## EXERCISE
Find every line with the word "while" and report how many there are, without any other text.

[Begin]

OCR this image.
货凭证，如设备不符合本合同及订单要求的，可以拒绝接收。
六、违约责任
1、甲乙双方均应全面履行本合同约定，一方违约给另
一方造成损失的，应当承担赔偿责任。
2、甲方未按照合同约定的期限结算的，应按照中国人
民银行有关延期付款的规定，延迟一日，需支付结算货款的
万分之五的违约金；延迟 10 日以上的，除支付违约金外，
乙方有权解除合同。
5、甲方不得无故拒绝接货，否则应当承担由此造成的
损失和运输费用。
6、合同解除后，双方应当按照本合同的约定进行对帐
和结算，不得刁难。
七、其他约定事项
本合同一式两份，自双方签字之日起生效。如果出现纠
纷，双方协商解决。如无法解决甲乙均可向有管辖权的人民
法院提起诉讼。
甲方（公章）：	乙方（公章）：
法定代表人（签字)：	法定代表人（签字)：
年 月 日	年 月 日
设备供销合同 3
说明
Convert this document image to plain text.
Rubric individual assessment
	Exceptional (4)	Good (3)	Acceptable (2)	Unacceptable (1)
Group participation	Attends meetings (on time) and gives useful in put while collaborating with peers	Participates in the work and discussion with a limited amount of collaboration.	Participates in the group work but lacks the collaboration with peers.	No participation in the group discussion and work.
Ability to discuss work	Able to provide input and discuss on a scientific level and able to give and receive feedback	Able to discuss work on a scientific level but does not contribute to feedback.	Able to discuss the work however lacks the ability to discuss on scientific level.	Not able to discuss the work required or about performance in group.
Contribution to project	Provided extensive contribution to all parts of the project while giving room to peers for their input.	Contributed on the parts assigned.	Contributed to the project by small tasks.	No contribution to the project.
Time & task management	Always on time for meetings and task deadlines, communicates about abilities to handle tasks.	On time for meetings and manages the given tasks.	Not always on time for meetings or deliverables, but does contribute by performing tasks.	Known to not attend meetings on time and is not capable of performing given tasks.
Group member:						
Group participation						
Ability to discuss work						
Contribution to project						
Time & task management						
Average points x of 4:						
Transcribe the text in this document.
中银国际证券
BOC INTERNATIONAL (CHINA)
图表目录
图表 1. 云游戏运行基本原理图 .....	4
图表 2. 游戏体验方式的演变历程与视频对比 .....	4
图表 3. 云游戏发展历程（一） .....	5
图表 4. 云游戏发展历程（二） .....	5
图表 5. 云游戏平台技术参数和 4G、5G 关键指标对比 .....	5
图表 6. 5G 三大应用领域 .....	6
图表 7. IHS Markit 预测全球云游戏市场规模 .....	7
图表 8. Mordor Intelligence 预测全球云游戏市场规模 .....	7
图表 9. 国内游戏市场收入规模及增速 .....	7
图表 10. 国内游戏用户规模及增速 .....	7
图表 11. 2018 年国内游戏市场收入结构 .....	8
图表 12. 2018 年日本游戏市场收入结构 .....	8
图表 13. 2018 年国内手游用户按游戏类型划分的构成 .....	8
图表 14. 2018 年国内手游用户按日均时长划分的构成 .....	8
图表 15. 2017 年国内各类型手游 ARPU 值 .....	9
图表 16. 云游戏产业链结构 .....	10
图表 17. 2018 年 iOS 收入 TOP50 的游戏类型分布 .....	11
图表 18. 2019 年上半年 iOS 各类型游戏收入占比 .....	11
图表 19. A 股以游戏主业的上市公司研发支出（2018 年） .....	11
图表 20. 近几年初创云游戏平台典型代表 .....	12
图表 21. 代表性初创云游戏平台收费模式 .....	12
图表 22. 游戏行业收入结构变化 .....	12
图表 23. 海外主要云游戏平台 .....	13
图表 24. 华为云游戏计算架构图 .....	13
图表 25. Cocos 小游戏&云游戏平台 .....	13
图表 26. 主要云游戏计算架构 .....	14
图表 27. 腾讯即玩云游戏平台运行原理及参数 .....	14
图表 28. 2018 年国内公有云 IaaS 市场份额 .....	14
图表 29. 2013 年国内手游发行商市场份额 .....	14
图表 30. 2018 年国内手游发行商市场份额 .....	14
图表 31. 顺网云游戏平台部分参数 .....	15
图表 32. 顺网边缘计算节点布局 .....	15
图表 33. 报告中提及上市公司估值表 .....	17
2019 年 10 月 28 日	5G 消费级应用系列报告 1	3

[End]

## COMPLETED EXERCISE
2